--- Selected text Enclosed Below ---
In 1980, Walter Spohn and colleagues founded the American Anaplastology Association (AAA) at Stanford University, in Palo Alto, California. Mr. Spohn wanted the AAA to serve as an open and inspiring "Information Exchange," welcoming all of the multidiscipline specialists involved in prosthetic rehabilitation, and to promote coordination and communication among professionals working along different but related paths in the service of the patient.
At the recommendation of an advisory committee formed in 1997, the membership of the American Anaplastology Association voted to establish a certification board in 2000 to follow the guidelines of the National Commission for Certifying Agencies (NCCA) - the accrediting body for the agency currently known as the Institute for Credentialing Excellence (ICE). This certification board became the Board for Certification in Clinical Anaplastology (BCCA).
In 2002, the Board for Certification in Clinical Anaplastology was established as a private, autonomous organization and incorporated in the state of South Carolina as a 501(c)(3) nonprofit mutual benefit corporation.
In 2008, the American Anaplastology Association voted to change the name of the organization to the International Anaplastology Association (IAA) in recognition of the emerging global profession of clinical anaplastology.
The Board for Certification in Clinical Anaplastology and the International Anaplastology Association remain strategic partners - working together to achieve objectives that are mutually beneficially for the field of anaplastology.
--- End of Enclosed Selected text ---
--- Raw data Enclosed Below ---
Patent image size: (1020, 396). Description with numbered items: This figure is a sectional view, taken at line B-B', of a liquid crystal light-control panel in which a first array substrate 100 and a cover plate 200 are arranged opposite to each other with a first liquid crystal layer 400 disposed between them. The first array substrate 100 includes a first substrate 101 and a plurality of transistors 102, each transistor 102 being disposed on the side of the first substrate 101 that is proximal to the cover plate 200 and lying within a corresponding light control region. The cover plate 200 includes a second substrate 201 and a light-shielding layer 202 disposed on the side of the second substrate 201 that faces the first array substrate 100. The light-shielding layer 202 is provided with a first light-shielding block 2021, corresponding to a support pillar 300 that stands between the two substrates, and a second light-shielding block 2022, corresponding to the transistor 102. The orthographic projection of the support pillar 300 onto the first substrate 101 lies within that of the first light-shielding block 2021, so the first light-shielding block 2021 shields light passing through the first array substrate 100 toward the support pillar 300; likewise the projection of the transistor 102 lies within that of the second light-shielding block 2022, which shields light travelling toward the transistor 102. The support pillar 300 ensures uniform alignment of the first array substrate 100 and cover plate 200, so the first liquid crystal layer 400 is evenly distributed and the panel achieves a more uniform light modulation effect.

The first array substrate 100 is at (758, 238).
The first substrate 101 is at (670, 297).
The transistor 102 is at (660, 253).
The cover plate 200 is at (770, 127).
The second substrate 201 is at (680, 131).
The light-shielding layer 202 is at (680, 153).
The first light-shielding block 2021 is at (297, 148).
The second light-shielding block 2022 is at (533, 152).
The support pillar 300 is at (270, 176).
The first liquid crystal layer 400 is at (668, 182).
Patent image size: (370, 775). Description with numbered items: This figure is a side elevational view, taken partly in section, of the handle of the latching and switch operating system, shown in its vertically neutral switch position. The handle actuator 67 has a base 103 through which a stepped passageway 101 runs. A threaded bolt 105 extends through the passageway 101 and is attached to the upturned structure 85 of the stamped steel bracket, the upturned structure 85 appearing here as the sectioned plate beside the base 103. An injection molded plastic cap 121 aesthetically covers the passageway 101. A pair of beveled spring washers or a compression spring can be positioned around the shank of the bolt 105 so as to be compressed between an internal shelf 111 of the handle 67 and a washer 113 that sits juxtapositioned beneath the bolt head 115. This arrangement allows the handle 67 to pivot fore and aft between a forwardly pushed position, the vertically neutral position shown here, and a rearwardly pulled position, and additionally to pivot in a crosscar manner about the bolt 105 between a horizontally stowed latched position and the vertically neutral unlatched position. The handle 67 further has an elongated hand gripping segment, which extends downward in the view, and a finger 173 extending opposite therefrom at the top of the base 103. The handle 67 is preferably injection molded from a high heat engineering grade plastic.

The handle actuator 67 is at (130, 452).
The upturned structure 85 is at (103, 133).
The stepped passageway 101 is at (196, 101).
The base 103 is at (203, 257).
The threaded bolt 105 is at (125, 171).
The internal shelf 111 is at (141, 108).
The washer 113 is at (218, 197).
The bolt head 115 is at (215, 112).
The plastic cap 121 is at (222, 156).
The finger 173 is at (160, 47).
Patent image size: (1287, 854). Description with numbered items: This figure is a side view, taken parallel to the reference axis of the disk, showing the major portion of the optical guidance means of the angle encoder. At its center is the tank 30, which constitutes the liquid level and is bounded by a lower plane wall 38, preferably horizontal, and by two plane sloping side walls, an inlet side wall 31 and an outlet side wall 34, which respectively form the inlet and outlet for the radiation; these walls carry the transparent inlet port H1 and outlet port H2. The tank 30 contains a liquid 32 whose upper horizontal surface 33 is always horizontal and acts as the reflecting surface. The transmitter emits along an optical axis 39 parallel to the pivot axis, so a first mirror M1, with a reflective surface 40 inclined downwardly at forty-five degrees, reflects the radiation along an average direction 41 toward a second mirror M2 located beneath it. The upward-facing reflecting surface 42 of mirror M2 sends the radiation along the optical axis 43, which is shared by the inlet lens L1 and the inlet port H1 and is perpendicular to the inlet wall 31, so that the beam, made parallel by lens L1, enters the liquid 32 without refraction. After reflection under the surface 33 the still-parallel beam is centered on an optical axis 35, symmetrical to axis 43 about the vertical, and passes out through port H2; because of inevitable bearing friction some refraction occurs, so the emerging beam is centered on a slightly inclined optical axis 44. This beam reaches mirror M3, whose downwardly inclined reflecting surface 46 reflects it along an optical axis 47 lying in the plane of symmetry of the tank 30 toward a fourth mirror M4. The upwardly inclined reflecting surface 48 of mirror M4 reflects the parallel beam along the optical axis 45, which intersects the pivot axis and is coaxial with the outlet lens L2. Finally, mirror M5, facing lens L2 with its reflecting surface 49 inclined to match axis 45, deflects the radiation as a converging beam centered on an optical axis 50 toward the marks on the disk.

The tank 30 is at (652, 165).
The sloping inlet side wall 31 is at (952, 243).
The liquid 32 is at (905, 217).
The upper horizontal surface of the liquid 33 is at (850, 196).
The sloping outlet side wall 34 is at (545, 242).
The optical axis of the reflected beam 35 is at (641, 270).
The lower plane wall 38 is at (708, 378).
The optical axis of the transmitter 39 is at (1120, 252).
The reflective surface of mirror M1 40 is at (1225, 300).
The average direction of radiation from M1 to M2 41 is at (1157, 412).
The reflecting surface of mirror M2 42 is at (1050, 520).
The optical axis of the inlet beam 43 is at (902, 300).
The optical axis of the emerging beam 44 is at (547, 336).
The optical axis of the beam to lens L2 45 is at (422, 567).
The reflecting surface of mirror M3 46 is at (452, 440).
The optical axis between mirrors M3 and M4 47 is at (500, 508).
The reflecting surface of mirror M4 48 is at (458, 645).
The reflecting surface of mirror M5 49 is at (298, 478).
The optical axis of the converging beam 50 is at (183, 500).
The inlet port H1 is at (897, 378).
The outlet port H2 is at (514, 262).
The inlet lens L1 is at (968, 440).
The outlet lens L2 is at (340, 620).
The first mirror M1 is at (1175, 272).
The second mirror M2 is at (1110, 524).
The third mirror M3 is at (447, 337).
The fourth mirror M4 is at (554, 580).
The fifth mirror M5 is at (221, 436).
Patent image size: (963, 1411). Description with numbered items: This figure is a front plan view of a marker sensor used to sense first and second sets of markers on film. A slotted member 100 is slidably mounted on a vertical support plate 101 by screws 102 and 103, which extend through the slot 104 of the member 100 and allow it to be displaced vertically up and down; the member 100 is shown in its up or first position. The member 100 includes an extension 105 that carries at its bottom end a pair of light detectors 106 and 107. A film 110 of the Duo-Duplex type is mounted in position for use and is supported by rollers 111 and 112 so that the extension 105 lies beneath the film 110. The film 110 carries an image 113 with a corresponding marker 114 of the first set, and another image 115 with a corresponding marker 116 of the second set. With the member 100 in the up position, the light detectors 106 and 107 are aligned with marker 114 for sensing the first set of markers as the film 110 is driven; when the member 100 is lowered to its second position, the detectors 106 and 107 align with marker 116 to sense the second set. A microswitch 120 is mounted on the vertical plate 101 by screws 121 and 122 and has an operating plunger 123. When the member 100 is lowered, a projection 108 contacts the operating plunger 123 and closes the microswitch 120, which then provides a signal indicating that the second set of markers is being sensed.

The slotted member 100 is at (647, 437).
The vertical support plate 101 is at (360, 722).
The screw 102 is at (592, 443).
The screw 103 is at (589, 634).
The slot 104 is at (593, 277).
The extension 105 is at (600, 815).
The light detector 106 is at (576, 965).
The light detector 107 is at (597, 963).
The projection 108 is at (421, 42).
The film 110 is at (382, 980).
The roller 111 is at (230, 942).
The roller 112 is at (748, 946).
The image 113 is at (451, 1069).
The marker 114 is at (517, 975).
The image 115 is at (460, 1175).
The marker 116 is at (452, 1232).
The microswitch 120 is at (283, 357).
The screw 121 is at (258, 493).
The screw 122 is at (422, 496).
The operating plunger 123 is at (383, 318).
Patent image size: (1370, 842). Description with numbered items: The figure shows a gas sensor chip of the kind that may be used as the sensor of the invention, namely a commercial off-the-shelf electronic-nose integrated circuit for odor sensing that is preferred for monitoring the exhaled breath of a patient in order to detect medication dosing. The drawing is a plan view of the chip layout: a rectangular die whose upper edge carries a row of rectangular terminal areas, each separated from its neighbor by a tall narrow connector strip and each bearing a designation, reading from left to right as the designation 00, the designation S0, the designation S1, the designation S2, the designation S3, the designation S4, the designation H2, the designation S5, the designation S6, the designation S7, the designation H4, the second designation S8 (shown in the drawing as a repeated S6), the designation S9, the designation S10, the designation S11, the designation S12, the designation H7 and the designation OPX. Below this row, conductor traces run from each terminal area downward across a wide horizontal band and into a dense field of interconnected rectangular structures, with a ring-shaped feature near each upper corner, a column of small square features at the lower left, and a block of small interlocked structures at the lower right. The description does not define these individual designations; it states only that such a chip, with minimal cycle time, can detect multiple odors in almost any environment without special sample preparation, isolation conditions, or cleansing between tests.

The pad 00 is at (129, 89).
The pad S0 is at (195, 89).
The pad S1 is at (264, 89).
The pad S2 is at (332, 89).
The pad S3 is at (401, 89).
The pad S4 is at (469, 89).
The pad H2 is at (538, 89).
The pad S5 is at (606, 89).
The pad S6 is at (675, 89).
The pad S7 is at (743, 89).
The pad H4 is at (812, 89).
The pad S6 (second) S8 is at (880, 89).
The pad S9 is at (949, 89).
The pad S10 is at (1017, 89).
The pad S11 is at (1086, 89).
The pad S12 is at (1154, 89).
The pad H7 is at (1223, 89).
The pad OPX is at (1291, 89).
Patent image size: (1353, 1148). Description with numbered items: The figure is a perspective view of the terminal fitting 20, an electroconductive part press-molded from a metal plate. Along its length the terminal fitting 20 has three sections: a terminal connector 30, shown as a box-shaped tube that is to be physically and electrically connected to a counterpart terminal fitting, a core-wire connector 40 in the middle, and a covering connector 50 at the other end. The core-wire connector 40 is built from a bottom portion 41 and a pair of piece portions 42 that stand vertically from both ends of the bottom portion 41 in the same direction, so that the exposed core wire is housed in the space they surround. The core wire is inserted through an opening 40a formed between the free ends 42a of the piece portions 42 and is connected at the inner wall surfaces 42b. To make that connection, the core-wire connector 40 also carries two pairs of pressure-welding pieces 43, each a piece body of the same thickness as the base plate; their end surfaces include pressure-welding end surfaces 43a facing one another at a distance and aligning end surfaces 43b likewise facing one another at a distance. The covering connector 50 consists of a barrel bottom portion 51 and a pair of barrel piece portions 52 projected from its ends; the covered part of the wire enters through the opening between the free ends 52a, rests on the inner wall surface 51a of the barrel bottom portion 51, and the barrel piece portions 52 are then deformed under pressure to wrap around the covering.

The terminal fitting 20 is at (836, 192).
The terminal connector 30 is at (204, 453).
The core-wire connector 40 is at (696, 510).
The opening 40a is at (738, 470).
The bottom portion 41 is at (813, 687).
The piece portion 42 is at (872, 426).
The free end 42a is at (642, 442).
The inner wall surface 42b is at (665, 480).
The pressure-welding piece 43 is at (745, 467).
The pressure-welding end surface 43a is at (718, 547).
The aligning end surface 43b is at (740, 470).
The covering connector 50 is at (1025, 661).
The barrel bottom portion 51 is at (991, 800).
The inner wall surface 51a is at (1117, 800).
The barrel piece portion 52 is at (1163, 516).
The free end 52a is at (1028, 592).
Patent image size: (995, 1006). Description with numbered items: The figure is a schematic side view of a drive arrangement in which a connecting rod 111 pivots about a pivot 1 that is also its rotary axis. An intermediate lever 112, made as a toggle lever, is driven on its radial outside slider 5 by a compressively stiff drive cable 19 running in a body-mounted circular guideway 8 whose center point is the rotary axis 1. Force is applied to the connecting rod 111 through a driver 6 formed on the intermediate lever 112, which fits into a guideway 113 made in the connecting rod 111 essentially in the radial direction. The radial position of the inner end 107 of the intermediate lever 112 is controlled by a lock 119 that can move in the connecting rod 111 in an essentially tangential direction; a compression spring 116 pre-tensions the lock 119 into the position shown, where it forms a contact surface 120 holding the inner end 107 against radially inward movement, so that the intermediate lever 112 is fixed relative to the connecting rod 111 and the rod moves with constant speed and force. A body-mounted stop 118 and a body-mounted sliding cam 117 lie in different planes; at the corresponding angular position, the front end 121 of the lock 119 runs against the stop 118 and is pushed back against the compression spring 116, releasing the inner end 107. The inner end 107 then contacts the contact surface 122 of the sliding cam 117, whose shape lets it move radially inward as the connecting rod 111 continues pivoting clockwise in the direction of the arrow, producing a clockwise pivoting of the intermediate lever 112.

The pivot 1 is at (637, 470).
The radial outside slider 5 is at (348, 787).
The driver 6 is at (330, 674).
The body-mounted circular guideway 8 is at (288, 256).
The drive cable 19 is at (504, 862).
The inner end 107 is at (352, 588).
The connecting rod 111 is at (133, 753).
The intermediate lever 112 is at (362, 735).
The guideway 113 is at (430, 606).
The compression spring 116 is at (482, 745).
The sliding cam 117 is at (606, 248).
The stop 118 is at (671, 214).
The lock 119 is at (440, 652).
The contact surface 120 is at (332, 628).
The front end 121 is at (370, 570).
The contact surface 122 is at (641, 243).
--- End of Enclosed Raw data ---
__Using the information__:
[A] Answer these questions from the anaplastology history:
(i) In what year and at which university was the American Anaplastology Association founded?
(ii) In which state was the Board for Certification in Clinical Anaplastology incorporated?
(iii) What name did the association adopt in 2008?
[B] Do these statements agree with the anaplastology history? Answer yes or no for each, and quote the words that decide it.
(i) The advisory committee was formed in 2000.
(ii) The Board for Certification in Clinical Anaplastology was incorporated as a nonprofit.
(iii) The 2008 name change recognized a profession that was becoming global.
The lines have no connection to the text.

__Answers for the tasks__:
[A]
(i) 1980, at Stanford University.
(ii) South Carolina.
(iii) The International Anaplastology Association (IAA).

[B]
(i) No: "an advisory committee formed in 1997"
(ii) Yes: "as a 501(c)(3) nonprofit mutual benefit corporation"
(iii) Yes: "in recognition of the emerging global profession of clinical anaplastology"